■ Task requirements:
Tell how many lines in the data below hold the string "book"; give nothing but the number.

■ Data shown:
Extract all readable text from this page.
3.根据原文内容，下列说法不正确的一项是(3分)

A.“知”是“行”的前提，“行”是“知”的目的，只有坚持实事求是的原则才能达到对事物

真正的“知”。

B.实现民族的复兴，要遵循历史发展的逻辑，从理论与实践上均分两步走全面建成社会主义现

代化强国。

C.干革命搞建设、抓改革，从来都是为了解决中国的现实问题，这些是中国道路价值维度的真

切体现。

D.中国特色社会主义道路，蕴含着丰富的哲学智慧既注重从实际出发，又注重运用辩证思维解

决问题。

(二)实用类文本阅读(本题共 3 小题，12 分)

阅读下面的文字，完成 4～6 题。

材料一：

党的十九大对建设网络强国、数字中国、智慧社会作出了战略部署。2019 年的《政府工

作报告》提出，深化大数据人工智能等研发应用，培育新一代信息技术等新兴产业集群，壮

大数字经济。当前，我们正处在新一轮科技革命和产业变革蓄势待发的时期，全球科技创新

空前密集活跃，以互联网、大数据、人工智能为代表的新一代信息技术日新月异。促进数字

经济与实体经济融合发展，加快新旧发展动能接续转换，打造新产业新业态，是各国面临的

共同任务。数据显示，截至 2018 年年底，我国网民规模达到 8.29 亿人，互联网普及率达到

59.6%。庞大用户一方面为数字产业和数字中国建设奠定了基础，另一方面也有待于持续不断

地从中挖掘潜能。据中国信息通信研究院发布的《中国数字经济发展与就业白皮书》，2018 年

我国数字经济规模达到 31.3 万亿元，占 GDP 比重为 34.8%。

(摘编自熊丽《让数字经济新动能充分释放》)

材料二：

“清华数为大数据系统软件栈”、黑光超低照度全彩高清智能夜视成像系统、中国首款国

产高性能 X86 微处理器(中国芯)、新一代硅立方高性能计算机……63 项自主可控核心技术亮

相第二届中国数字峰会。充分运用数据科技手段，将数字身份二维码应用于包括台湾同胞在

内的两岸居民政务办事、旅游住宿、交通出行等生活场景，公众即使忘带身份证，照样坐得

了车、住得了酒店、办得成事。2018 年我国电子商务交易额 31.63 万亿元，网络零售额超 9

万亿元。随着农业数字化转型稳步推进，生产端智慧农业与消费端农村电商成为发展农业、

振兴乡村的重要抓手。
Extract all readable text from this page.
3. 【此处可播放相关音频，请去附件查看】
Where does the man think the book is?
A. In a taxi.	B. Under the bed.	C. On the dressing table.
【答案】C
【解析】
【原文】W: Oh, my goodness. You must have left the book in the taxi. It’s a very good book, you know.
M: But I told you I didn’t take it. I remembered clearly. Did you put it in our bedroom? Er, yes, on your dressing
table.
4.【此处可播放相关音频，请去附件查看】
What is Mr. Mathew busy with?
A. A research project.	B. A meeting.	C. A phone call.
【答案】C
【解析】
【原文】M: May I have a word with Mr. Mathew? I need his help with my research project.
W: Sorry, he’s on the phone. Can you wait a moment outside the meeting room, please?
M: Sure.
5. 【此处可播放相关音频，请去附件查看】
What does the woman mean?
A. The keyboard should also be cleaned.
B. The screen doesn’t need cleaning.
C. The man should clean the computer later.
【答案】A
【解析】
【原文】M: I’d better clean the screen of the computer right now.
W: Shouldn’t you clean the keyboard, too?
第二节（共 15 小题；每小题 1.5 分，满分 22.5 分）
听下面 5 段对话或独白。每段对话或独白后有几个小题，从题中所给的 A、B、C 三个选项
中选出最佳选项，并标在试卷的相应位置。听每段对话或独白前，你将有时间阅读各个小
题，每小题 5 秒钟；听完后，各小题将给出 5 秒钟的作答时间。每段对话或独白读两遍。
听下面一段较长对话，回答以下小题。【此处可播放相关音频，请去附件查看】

■ Right answer:
2